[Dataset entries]
☆ ☆ ☆ ☆

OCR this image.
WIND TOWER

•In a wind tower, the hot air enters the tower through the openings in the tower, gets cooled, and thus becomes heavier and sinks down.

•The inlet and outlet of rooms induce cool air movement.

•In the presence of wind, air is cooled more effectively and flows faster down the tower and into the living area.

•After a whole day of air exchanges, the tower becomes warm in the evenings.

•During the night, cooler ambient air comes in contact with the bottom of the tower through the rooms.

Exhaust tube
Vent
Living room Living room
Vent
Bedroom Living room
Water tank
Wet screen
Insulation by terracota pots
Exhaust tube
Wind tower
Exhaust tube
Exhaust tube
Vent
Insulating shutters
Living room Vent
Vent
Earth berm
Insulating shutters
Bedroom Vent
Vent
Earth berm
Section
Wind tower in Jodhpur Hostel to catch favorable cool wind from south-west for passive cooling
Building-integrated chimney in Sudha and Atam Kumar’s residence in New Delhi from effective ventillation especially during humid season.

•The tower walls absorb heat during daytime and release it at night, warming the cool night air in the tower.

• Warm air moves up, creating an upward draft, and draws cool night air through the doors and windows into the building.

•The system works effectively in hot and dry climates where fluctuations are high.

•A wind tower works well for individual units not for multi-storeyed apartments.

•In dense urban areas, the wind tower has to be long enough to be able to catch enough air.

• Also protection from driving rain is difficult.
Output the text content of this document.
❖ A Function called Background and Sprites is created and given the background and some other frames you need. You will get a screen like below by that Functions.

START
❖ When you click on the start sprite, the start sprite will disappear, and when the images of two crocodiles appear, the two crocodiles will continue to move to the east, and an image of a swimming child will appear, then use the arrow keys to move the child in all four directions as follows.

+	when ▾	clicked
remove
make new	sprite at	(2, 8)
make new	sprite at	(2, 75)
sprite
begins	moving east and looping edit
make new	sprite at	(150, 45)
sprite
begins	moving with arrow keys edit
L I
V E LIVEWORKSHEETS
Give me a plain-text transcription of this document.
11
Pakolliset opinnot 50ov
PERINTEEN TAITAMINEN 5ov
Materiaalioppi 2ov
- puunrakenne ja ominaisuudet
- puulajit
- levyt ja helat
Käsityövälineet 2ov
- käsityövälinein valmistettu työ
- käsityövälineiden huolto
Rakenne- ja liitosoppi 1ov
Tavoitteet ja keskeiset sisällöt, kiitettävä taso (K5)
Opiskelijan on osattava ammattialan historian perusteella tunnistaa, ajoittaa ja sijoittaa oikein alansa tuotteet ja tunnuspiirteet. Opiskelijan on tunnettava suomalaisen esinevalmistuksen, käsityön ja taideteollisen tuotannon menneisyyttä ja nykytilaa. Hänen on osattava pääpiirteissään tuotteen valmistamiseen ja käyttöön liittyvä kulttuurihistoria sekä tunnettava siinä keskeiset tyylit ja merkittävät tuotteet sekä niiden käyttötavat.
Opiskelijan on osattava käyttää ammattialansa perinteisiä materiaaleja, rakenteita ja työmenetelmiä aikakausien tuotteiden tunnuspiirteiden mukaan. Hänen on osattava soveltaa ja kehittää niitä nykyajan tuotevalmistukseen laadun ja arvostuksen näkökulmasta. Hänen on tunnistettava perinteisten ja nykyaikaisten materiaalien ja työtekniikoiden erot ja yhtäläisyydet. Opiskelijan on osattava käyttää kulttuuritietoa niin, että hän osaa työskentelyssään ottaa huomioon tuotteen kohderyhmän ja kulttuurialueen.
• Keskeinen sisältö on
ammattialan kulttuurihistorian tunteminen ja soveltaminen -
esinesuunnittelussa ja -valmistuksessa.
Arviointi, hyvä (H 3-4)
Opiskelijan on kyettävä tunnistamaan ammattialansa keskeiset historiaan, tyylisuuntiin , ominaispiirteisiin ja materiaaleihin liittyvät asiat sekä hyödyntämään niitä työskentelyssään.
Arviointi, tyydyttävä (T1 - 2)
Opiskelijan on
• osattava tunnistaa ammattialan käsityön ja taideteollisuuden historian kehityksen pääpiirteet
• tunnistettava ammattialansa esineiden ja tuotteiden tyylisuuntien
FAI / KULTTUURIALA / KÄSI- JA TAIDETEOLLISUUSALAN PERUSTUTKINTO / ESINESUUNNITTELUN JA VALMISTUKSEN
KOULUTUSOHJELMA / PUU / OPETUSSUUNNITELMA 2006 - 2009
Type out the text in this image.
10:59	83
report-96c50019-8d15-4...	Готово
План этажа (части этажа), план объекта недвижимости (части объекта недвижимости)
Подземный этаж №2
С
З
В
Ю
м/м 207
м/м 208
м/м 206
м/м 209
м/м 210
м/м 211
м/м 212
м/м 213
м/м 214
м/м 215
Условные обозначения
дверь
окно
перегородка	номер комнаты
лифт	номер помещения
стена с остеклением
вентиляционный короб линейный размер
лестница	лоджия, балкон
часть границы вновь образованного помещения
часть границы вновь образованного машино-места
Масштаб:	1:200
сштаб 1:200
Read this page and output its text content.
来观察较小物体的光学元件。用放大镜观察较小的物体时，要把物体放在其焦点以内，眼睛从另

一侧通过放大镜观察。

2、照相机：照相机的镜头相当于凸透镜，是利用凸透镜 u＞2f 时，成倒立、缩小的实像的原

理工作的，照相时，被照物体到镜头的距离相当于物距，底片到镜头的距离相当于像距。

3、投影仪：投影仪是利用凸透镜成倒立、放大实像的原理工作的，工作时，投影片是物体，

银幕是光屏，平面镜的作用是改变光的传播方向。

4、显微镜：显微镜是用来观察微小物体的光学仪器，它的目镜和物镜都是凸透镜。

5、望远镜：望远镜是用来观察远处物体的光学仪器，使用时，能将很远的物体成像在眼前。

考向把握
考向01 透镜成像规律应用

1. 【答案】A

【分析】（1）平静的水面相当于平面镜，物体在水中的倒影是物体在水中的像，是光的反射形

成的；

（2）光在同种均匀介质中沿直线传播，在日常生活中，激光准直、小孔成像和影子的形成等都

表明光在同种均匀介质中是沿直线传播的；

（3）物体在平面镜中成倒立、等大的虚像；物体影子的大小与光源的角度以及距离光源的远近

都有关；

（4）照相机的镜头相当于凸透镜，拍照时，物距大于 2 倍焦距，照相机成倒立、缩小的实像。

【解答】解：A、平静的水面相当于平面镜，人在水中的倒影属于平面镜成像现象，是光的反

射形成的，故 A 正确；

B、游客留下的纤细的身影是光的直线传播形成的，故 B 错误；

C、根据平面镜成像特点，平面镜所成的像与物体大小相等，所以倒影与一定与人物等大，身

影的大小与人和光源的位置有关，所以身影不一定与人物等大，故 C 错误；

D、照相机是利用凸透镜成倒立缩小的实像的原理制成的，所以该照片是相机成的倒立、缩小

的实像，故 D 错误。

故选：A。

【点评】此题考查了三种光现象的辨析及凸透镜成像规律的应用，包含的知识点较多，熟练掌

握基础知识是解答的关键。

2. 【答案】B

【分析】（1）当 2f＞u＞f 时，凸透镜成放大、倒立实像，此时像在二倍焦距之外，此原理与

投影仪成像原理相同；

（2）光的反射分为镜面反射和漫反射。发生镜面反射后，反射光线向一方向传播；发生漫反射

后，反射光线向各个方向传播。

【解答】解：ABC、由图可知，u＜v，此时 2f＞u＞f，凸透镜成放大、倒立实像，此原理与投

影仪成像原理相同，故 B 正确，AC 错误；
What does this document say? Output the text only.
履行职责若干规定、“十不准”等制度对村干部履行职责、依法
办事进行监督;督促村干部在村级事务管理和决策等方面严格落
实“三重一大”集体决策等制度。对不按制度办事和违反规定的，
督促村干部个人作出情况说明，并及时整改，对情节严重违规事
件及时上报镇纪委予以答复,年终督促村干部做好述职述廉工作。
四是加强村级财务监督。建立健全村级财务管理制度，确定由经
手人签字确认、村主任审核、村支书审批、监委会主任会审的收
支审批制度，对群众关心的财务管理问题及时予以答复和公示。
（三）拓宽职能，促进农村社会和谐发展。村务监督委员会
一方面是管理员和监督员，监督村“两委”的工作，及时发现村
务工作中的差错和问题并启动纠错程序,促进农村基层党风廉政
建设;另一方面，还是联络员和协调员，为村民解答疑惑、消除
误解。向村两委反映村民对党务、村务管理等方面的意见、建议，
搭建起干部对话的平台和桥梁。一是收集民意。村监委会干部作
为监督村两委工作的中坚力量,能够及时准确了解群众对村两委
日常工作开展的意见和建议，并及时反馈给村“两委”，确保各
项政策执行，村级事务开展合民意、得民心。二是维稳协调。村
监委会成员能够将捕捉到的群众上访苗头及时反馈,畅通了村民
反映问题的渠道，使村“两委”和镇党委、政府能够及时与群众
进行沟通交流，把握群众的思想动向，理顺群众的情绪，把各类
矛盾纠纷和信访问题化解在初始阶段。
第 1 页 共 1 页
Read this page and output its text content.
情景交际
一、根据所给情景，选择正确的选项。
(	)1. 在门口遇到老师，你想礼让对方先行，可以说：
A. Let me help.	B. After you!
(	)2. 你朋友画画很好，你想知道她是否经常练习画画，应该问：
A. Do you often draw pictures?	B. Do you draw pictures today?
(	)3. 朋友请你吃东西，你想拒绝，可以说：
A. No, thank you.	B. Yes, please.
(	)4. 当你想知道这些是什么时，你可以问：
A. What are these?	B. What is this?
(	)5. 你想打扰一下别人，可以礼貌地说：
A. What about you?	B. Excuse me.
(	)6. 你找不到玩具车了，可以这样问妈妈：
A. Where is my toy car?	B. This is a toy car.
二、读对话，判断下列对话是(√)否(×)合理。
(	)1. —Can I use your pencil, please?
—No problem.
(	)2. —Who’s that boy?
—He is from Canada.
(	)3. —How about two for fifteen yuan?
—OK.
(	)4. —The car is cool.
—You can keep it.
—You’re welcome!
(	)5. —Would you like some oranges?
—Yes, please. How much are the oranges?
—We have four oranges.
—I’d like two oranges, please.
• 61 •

☆ ☆ ☆ ☆

> **What to do**: Which lines hold the word "when"? Copy all of them.

> **Completed task**:
❖ When you click on the start sprite, the start sprite will disappear, and when the images of two crocodiles appear, the two crocodiles will continue to move to the east, and an image of a swimming child will appear, then use the arrow keys to move the child in all four directions as follows.
+	when ▾	clicked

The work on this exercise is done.